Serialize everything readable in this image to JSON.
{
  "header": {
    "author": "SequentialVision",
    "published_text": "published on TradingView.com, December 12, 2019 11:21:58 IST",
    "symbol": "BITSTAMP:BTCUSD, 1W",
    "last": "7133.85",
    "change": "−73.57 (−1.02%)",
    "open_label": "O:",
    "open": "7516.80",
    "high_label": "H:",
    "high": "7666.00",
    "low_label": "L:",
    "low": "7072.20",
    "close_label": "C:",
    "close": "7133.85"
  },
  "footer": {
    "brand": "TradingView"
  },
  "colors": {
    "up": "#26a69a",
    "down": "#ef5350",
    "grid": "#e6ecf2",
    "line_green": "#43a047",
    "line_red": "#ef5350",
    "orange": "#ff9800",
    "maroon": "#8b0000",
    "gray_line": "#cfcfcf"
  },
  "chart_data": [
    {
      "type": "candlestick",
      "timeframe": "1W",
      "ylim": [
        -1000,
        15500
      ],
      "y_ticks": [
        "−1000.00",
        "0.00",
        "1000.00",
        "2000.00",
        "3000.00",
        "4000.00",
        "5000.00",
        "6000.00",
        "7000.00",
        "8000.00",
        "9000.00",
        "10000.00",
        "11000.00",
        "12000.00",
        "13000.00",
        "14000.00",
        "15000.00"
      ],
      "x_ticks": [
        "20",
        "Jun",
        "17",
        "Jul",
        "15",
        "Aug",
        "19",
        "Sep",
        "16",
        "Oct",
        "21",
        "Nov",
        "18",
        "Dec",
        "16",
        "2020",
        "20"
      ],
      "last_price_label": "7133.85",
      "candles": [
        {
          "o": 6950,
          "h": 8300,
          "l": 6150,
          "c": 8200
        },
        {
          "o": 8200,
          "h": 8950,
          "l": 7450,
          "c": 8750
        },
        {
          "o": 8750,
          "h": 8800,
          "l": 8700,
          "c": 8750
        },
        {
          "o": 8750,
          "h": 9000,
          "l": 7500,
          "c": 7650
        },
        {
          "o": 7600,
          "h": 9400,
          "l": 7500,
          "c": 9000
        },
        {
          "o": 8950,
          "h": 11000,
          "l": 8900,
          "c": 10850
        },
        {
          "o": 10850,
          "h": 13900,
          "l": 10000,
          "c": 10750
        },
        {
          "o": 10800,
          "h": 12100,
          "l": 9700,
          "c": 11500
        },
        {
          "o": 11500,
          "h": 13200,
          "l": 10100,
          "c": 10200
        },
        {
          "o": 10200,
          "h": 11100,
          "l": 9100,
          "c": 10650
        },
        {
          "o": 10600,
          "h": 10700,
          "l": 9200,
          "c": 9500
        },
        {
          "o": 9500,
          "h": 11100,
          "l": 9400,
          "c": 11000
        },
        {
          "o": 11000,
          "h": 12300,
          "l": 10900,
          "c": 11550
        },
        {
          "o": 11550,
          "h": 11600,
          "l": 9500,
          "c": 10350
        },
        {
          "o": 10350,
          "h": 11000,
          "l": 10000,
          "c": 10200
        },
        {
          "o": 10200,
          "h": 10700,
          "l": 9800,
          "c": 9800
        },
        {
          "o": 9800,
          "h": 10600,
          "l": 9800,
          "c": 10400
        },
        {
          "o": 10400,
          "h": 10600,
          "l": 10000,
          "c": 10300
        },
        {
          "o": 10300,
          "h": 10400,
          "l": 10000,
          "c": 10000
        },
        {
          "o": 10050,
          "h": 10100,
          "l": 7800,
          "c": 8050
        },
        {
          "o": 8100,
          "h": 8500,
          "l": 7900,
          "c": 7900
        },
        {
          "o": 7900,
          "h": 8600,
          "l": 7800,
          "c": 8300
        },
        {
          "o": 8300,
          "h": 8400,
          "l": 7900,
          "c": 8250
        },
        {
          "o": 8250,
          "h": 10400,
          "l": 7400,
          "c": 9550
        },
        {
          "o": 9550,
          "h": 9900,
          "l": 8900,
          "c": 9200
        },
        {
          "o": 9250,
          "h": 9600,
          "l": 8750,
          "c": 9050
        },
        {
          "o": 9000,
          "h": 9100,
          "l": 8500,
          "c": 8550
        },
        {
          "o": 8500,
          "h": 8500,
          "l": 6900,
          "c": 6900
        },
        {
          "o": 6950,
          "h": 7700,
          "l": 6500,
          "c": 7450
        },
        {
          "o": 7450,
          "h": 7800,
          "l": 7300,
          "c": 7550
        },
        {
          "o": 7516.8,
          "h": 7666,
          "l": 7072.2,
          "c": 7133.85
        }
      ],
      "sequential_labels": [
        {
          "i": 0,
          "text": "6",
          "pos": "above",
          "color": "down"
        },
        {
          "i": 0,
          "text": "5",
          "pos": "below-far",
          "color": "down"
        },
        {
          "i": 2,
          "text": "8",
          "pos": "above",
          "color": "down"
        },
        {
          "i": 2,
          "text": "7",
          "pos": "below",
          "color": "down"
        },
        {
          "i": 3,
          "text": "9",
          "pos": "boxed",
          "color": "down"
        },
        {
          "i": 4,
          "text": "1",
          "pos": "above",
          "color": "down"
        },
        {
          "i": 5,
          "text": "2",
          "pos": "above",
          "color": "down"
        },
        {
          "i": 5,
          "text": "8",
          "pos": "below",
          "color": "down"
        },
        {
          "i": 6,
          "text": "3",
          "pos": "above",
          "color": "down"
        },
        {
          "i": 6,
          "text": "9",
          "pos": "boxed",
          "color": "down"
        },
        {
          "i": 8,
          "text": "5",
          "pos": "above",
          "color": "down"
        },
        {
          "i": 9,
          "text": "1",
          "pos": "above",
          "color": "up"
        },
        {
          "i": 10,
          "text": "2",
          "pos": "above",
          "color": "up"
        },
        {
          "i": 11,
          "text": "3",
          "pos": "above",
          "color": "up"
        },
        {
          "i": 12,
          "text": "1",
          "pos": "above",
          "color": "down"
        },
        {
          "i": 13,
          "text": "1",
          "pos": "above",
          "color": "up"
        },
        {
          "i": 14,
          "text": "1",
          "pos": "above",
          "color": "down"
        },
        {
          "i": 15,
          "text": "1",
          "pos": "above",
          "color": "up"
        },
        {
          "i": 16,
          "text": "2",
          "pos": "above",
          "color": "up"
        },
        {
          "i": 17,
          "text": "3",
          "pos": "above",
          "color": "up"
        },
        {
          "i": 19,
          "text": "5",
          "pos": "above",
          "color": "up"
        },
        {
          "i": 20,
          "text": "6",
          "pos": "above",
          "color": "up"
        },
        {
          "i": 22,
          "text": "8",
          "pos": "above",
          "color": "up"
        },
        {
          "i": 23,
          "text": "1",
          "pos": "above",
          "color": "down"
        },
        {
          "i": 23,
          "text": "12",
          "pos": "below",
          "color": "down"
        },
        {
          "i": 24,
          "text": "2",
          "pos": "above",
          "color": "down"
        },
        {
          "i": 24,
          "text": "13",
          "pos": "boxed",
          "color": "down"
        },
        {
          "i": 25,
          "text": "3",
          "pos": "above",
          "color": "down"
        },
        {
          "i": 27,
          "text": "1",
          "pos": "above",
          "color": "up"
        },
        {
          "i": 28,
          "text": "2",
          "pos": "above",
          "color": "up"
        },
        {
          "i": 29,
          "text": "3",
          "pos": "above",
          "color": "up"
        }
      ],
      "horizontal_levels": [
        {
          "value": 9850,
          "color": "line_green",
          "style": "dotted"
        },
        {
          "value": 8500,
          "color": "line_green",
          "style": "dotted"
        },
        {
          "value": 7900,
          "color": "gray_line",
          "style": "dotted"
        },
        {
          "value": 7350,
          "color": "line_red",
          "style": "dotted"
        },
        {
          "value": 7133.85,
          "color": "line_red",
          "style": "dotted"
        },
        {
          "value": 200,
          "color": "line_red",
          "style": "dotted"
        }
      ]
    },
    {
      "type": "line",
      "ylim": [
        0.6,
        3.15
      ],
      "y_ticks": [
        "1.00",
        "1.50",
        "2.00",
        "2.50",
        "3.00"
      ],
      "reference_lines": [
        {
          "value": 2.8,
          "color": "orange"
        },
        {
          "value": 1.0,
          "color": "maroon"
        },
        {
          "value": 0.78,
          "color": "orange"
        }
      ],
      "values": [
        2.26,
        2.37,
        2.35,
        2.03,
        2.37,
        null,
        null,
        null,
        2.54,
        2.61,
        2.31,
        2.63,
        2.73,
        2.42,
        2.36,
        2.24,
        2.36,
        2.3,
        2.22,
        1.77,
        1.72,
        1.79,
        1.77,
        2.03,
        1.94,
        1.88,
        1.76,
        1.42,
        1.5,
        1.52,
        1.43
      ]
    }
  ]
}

Requirement:
Where a line in the material contains "TradingView", copy that line.

Written answer:
    "published_text": "published on TradingView.com, December 12, 2019 11:21:58 IST",
    "brand": "TradingView"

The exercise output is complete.